**Available data**

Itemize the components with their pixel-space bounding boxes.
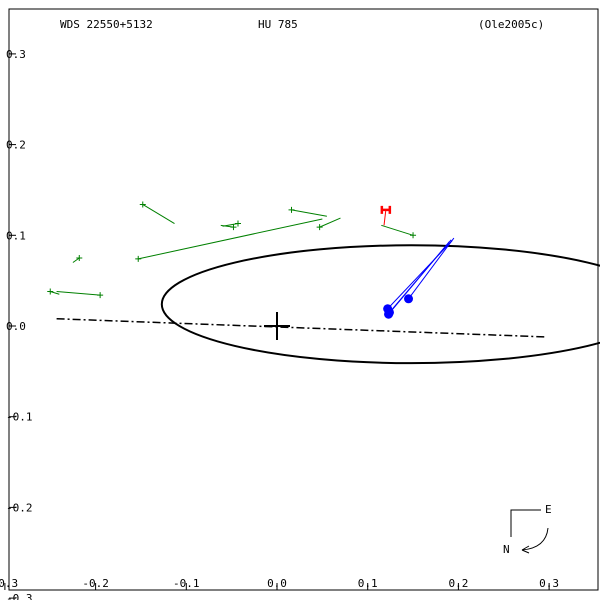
- compass-north-label: N: [503, 543, 510, 556]
- axes: -0.3 -0.2 -0.1 0.0 0.1 0.2 0.3 -0.3 -0.2 -0.1 0.0 0…: [0, 48, 559, 600]
- y-tick-label: -0.1: [6, 411, 33, 424]
- compass-arrow-icon: [521, 545, 530, 554]
- micrometric-point: [410, 232, 417, 239]
- residual-line: [388, 241, 450, 315]
- compass-arc: [521, 527, 549, 551]
- x-tick-label: -0.2: [82, 577, 109, 590]
- y-tick-label: 0.3: [6, 48, 26, 61]
- orbit-reference-label: (Ole2005c): [478, 18, 544, 31]
- micrometric-point: [316, 224, 323, 231]
- micrometric-point: [135, 255, 142, 262]
- micrometric-point: [47, 288, 54, 295]
- interferometric-point: [404, 294, 414, 304]
- micrometric-point: [97, 292, 104, 299]
- micrometric-point: [234, 220, 241, 227]
- x-tick-label: 0.0: [267, 577, 287, 590]
- y-tick-label: 0.0: [6, 320, 26, 333]
- residual-line: [142, 204, 175, 224]
- high-residual-point: [380, 205, 392, 214]
- residual-line: [72, 257, 80, 263]
- residual-line: [383, 209, 387, 226]
- y-tick-label: 0.1: [6, 229, 26, 242]
- residual-line: [408, 237, 455, 300]
- compass: E N: [503, 503, 552, 556]
- micrometric-point: [139, 201, 146, 208]
- residual-line: [138, 218, 323, 260]
- micrometric-point: [76, 254, 83, 261]
- observation-marks: [47, 201, 417, 319]
- y-tick-label: -0.3: [6, 592, 33, 600]
- residual-line: [56, 291, 101, 296]
- x-tick-label: 0.3: [539, 577, 559, 590]
- residual-line: [381, 224, 414, 236]
- compass-axes: [510, 509, 541, 537]
- x-tick-label: -0.1: [173, 577, 200, 590]
- discoverer-label: HU 785: [258, 18, 298, 31]
- interferometric-point: [384, 309, 394, 319]
- residual-line: [319, 217, 341, 228]
- orbit-ellipse: [160, 244, 600, 365]
- y-tick-label: 0.2: [6, 139, 26, 152]
- compass-east-label: E: [545, 503, 552, 516]
- residual-line: [291, 209, 327, 217]
- wds-id-label: WDS 22550+5132: [60, 18, 153, 31]
- y-tick-label: -0.2: [6, 501, 33, 514]
- x-tick-label: -0.3: [0, 577, 18, 590]
- line-of-nodes: [56, 317, 545, 338]
- residual-lines: [50, 204, 455, 315]
- orbit-ellipse-group: [56, 244, 600, 365]
- micrometric-point: [288, 206, 295, 213]
- x-tick-label: 0.2: [448, 577, 468, 590]
- residual-line: [387, 240, 453, 310]
- micrometric-point: [230, 224, 237, 231]
- plot-frame: [8, 8, 599, 591]
- x-tick-label: 0.1: [358, 577, 378, 590]
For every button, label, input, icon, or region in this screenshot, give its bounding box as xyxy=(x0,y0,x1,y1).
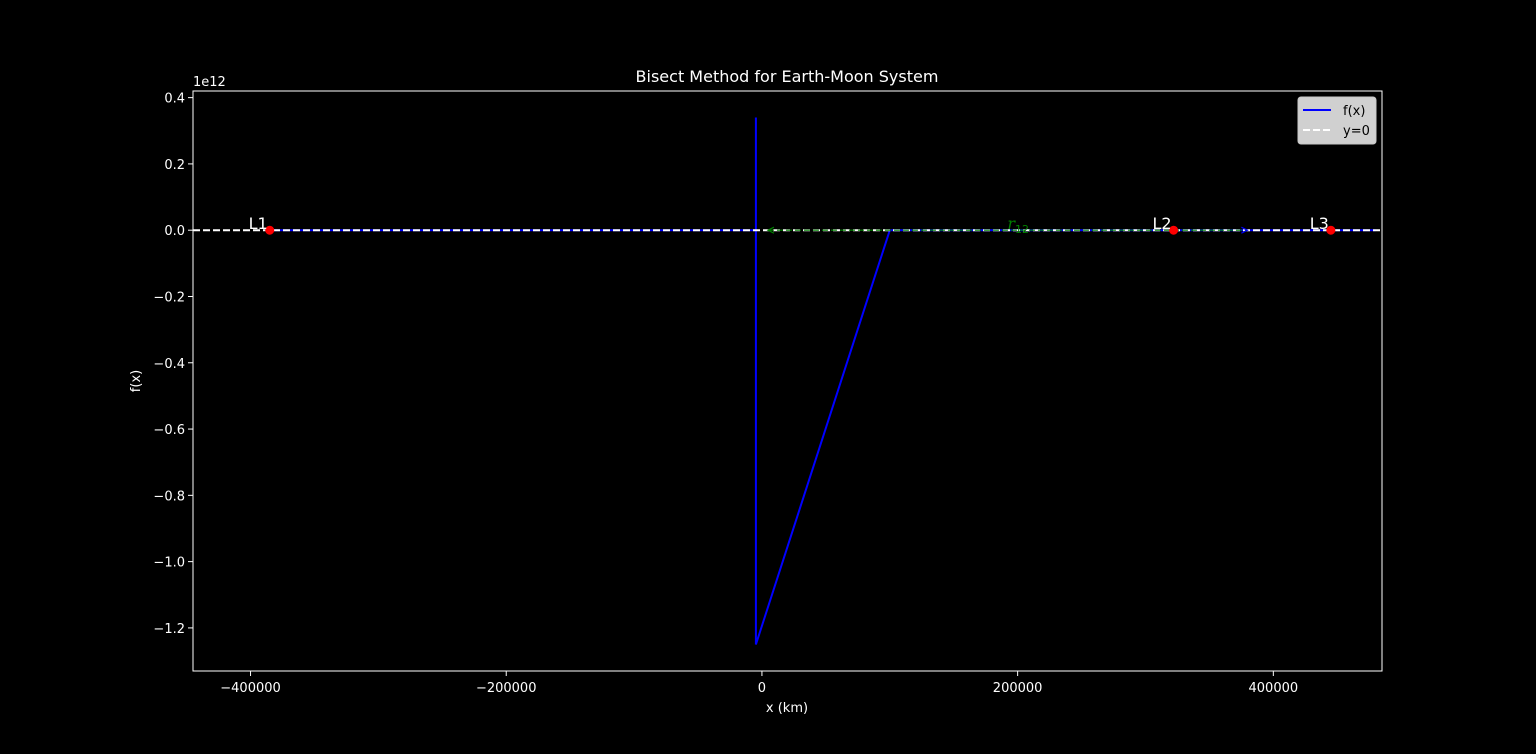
y-tick-label: 0.2 xyxy=(164,158,185,173)
y-tick-label: 0.0 xyxy=(164,224,185,239)
point-label-l1: L1 xyxy=(249,214,268,233)
x-tick-label: −400000 xyxy=(220,681,281,696)
y-tick-label: −1.2 xyxy=(153,622,185,637)
y-axis-title: f(x) xyxy=(129,370,144,392)
legend-label: y=0 xyxy=(1343,124,1370,139)
y-tick-label: −0.4 xyxy=(153,357,185,372)
y-tick-label: −0.2 xyxy=(153,290,185,305)
x-axis: −400000 −200000 0 200000 400000 xyxy=(220,671,1298,696)
r12-label-sub: 12 xyxy=(1015,223,1029,236)
legend-box xyxy=(1297,96,1377,145)
legend: f(x) y=0 xyxy=(1297,96,1377,145)
r12-arrowhead-left xyxy=(766,226,775,234)
x-tick-label: −200000 xyxy=(476,681,537,696)
chart-title: Bisect Method for Earth-Moon System xyxy=(636,67,939,86)
point-l1 xyxy=(265,225,275,235)
x-tick-label: 200000 xyxy=(993,681,1043,696)
y-tick-label: 0.4 xyxy=(164,92,185,107)
y-tick-label: −0.6 xyxy=(153,423,185,438)
y-tick-label: −1.0 xyxy=(153,556,185,571)
x-tick-label: 0 xyxy=(758,681,766,696)
r12-label: r12 xyxy=(1007,214,1029,236)
point-label-l2: L2 xyxy=(1153,214,1172,233)
plot-area: r12 L1 L2 L3 xyxy=(193,117,1382,645)
point-label-l3: L3 xyxy=(1310,214,1329,233)
r12-label-main: r xyxy=(1007,214,1016,233)
plot-series-group xyxy=(193,117,1382,645)
point-l2 xyxy=(1169,225,1179,235)
y-axis: 0.4 0.2 0.0 −0.2 −0.4 −0.6 −0.8 −1.0 −1.2 xyxy=(153,92,193,637)
point-l3 xyxy=(1326,225,1336,235)
plot-frame xyxy=(192,90,1383,672)
x-tick-label: 400000 xyxy=(1249,681,1299,696)
legend-label: f(x) xyxy=(1343,104,1365,119)
y-tick-label: −0.8 xyxy=(153,489,185,504)
r12-arrowhead-right xyxy=(1241,226,1249,234)
y-axis-offset-label: 1e12 xyxy=(193,75,226,90)
x-axis-title: x (km) xyxy=(766,701,808,716)
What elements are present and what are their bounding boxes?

**The request**
Please quote every line of the records above word for word, leaving out the pictures.

**Solved exercise**
Itemize the components with their pixel-space bounding boxes.
- compass-north-label: N: [503, 543, 510, 556]
- axes: -0.3 -0.2 -0.1 0.0 0.1 0.2 0.3 -0.3 -0.2 -0.1 0.0 0…: [0, 48, 559, 600]
- y-tick-label: -0.1: [6, 411, 33, 424]
- compass-arrow-icon: [521, 545, 530, 554]
- micrometric-point: [410, 232, 417, 239]
- residual-line: [388, 241, 450, 315]
- compass-arc: [521, 527, 549, 551]
- x-tick-label: -0.2: [82, 577, 109, 590]
- y-tick-label: 0.3: [6, 48, 26, 61]
- orbit-reference-label: (Ole2005c): [478, 18, 544, 31]
- micrometric-point: [316, 224, 323, 231]
- micrometric-point: [135, 255, 142, 262]
- micrometric-point: [47, 288, 54, 295]
- interferometric-point: [404, 294, 414, 304]
- micrometric-point: [97, 292, 104, 299]
- micrometric-point: [234, 220, 241, 227]
- x-tick-label: 0.0: [267, 577, 287, 590]
- y-tick-label: 0.0: [6, 320, 26, 333]
- residual-line: [142, 204, 175, 224]
- high-residual-point: [380, 205, 392, 214]
- residual-line: [72, 257, 80, 263]
- residual-line: [383, 209, 387, 226]
- y-tick-label: 0.1: [6, 229, 26, 242]
- residual-line: [408, 237, 455, 300]
- compass: E N: [503, 503, 552, 556]
- micrometric-point: [139, 201, 146, 208]
- residual-line: [138, 218, 323, 260]
- micrometric-point: [76, 254, 83, 261]
- observation-marks: [47, 201, 417, 319]
- y-tick-label: -0.3: [6, 592, 33, 600]
- residual-line: [56, 291, 101, 296]
- x-tick-label: 0.3: [539, 577, 559, 590]
- residual-line: [381, 224, 414, 236]
- compass-axes: [510, 509, 541, 537]
- x-tick-label: -0.1: [173, 577, 200, 590]
- discoverer-label: HU 785: [258, 18, 298, 31]
- interferometric-point: [384, 309, 394, 319]
- residual-line: [319, 217, 341, 228]
- orbit-ellipse: [160, 244, 600, 365]
- y-tick-label: 0.2: [6, 139, 26, 152]
- compass-east-label: E: [545, 503, 552, 516]
- residual-line: [291, 209, 327, 217]
- wds-id-label: WDS 22550+5132: [60, 18, 153, 31]
- y-tick-label: -0.2: [6, 501, 33, 514]
- x-tick-label: -0.3: [0, 577, 18, 590]
- line-of-nodes: [56, 317, 545, 338]
- residual-lines: [50, 204, 455, 315]
- orbit-ellipse-group: [56, 244, 600, 365]
- micrometric-point: [288, 206, 295, 213]
- x-tick-label: 0.2: [448, 577, 468, 590]
- residual-line: [387, 240, 453, 310]
- micrometric-point: [230, 224, 237, 231]
- plot-frame: [8, 8, 599, 591]
- x-tick-label: 0.1: [358, 577, 378, 590]
For every button, label, input, icon, or region in this screenshot, give its bounding box as xyxy=(x0,y0,x1,y1).
y-tick-label: 0.2 xyxy=(164,158,185,173)
y-tick-label: 0.0 xyxy=(164,224,185,239)
point-label-l1: L1 xyxy=(249,214,268,233)
x-tick-label: −400000 xyxy=(220,681,281,696)
y-tick-label: −1.2 xyxy=(153,622,185,637)
y-axis-title: f(x) xyxy=(129,370,144,392)
legend-label: y=0 xyxy=(1343,124,1370,139)
y-tick-label: −0.4 xyxy=(153,357,185,372)
y-tick-label: −0.2 xyxy=(153,290,185,305)
x-axis: −400000 −200000 0 200000 400000 xyxy=(220,671,1298,696)
r12-label-sub: 12 xyxy=(1015,223,1029,236)
legend-box xyxy=(1297,96,1377,145)
legend: f(x) y=0 xyxy=(1297,96,1377,145)
r12-arrowhead-left xyxy=(766,226,775,234)
x-tick-label: −200000 xyxy=(476,681,537,696)
chart-title: Bisect Method for Earth-Moon System xyxy=(636,67,939,86)
point-l1 xyxy=(265,225,275,235)
x-tick-label: 200000 xyxy=(993,681,1043,696)
y-tick-label: 0.4 xyxy=(164,92,185,107)
y-tick-label: −0.6 xyxy=(153,423,185,438)
y-tick-label: −1.0 xyxy=(153,556,185,571)
x-tick-label: 0 xyxy=(758,681,766,696)
r12-label: r12 xyxy=(1007,214,1029,236)
point-label-l2: L2 xyxy=(1153,214,1172,233)
plot-area: r12 L1 L2 L3 xyxy=(193,117,1382,645)
point-label-l3: L3 xyxy=(1310,214,1329,233)
r12-label-main: r xyxy=(1007,214,1016,233)
plot-series-group xyxy=(193,117,1382,645)
point-l2 xyxy=(1169,225,1179,235)
y-axis: 0.4 0.2 0.0 −0.2 −0.4 −0.6 −0.8 −1.0 −1.2 xyxy=(153,92,193,637)
point-l3 xyxy=(1326,225,1336,235)
plot-frame xyxy=(192,90,1383,672)
x-tick-label: 400000 xyxy=(1249,681,1299,696)
legend-label: f(x) xyxy=(1343,104,1365,119)
y-tick-label: −0.8 xyxy=(153,489,185,504)
r12-arrowhead-right xyxy=(1241,226,1249,234)
y-axis-offset-label: 1e12 xyxy=(193,75,226,90)
x-axis-title: x (km) xyxy=(766,701,808,716)
What elements are present and what are their bounding boxes?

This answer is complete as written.